[Data records]
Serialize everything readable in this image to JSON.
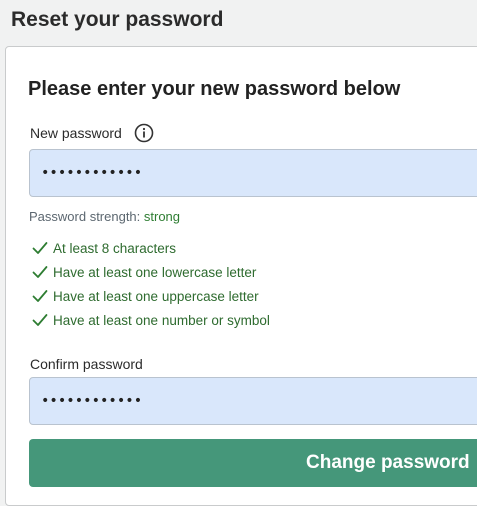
{
  "header": {
    "title": "Reset your password"
  },
  "form": {
    "heading": "Please enter your new password below",
    "new_password": {
      "label": "New password",
      "info_icon": "info-circle-icon",
      "value": "••••••••••••"
    },
    "strength": {
      "label": "Password strength: ",
      "value": "strong"
    },
    "requirements": [
      {
        "text": "At least 8 characters",
        "met": true
      },
      {
        "text": "Have at least one lowercase letter",
        "met": true
      },
      {
        "text": "Have at least one uppercase letter",
        "met": true
      },
      {
        "text": "Have at least one number or symbol",
        "met": true
      }
    ],
    "confirm_password": {
      "label": "Confirm password",
      "value": "••••••••••••"
    },
    "submit_label": "Change password"
  },
  "colors": {
    "input_background": "#d9e7fb",
    "success_text": "#2e7d32",
    "button_background": "#45977a"
  }
}
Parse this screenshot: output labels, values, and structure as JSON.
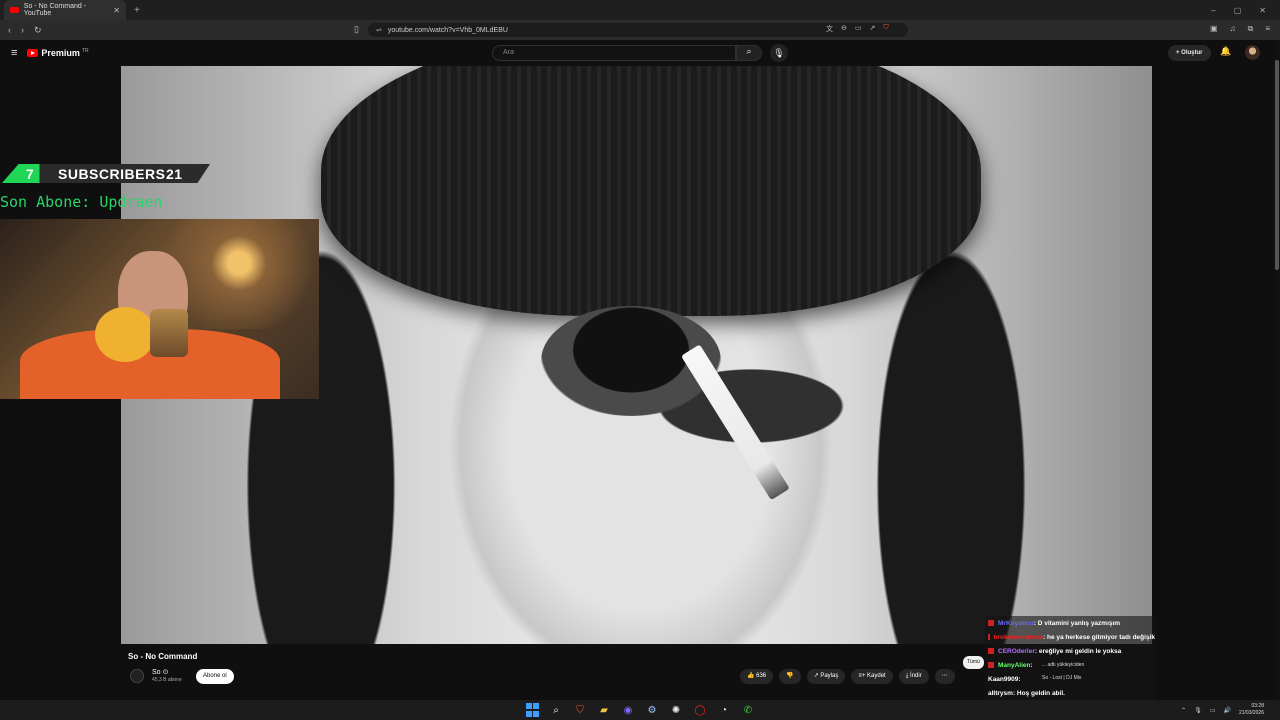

STATED EXERCISE: All records must be output exactly as they are, except for the pictures, which are left out.

IN RESPONSE:
Serialize everything readable in this image to JSON.
{
  "header": {
    "title": "Reset your password"
  },
  "form": {
    "heading": "Please enter your new password below",
    "new_password": {
      "label": "New password",
      "info_icon": "info-circle-icon",
      "value": "••••••••••••"
    },
    "strength": {
      "label": "Password strength: ",
      "value": "strong"
    },
    "requirements": [
      {
        "text": "At least 8 characters",
        "met": true
      },
      {
        "text": "Have at least one lowercase letter",
        "met": true
      },
      {
        "text": "Have at least one uppercase letter",
        "met": true
      },
      {
        "text": "Have at least one number or symbol",
        "met": true
      }
    ],
    "confirm_password": {
      "label": "Confirm password",
      "value": "••••••••••••"
    },
    "submit_label": "Change password"
  },
  "colors": {
    "input_background": "#d9e7fb",
    "success_text": "#2e7d32",
    "button_background": "#45977a"
  }
}
Parse this screenshot: output labels, values, and structure as JSON.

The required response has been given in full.